What to produce: Return each entry exactly, omitting nothing.

Material provided:

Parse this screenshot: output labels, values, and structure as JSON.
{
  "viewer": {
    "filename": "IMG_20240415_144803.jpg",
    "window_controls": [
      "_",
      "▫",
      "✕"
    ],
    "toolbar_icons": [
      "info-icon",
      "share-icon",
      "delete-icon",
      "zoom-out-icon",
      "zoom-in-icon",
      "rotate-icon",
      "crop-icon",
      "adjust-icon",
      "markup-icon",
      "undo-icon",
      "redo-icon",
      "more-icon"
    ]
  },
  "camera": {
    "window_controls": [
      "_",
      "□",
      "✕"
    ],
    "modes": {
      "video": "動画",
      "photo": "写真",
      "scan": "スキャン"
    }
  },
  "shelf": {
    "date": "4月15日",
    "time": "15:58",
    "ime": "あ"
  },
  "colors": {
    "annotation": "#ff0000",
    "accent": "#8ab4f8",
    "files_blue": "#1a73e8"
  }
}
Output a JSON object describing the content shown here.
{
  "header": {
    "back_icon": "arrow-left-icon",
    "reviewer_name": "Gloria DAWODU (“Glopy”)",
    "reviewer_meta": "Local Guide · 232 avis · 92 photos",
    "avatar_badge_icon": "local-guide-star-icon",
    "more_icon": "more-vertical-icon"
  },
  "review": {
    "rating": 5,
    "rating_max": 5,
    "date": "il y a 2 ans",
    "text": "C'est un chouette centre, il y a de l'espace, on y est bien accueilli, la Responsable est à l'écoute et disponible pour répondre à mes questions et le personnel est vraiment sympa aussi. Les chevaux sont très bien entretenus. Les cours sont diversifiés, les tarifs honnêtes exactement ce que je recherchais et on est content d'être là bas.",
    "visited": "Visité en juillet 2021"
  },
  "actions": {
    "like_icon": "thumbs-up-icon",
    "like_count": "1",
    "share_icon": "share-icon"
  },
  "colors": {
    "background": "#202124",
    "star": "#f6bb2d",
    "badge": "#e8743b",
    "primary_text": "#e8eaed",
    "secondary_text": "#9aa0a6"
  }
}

Result for this exercise:
Parse this screenshot: output labels, values, and structure as JSON.
{
  "viewer": {
    "filename": "IMG_20240415_144803.jpg",
    "window_controls": [
      "_",
      "▫",
      "✕"
    ],
    "toolbar_icons": [
      "info-icon",
      "share-icon",
      "delete-icon",
      "zoom-out-icon",
      "zoom-in-icon",
      "rotate-icon",
      "crop-icon",
      "adjust-icon",
      "markup-icon",
      "undo-icon",
      "redo-icon",
      "more-icon"
    ]
  },
  "camera": {
    "window_controls": [
      "_",
      "□",
      "✕"
    ],
    "modes": {
      "video": "動画",
      "photo": "写真",
      "scan": "スキャン"
    }
  },
  "shelf": {
    "date": "4月15日",
    "time": "15:58",
    "ime": "あ"
  },
  "colors": {
    "annotation": "#ff0000",
    "accent": "#8ab4f8",
    "files_blue": "#1a73e8"
  }
}
Output a JSON object describing the content shown here.
{
  "header": {
    "back_icon": "arrow-left-icon",
    "reviewer_name": "Gloria DAWODU (“Glopy”)",
    "reviewer_meta": "Local Guide · 232 avis · 92 photos",
    "avatar_badge_icon": "local-guide-star-icon",
    "more_icon": "more-vertical-icon"
  },
  "review": {
    "rating": 5,
    "rating_max": 5,
    "date": "il y a 2 ans",
    "text": "C'est un chouette centre, il y a de l'espace, on y est bien accueilli, la Responsable est à l'écoute et disponible pour répondre à mes questions et le personnel est vraiment sympa aussi. Les chevaux sont très bien entretenus. Les cours sont diversifiés, les tarifs honnêtes exactement ce que je recherchais et on est content d'être là bas.",
    "visited": "Visité en juillet 2021"
  },
  "actions": {
    "like_icon": "thumbs-up-icon",
    "like_count": "1",
    "share_icon": "share-icon"
  },
  "colors": {
    "background": "#202124",
    "star": "#f6bb2d",
    "badge": "#e8743b",
    "primary_text": "#e8eaed",
    "secondary_text": "#9aa0a6"
  }
}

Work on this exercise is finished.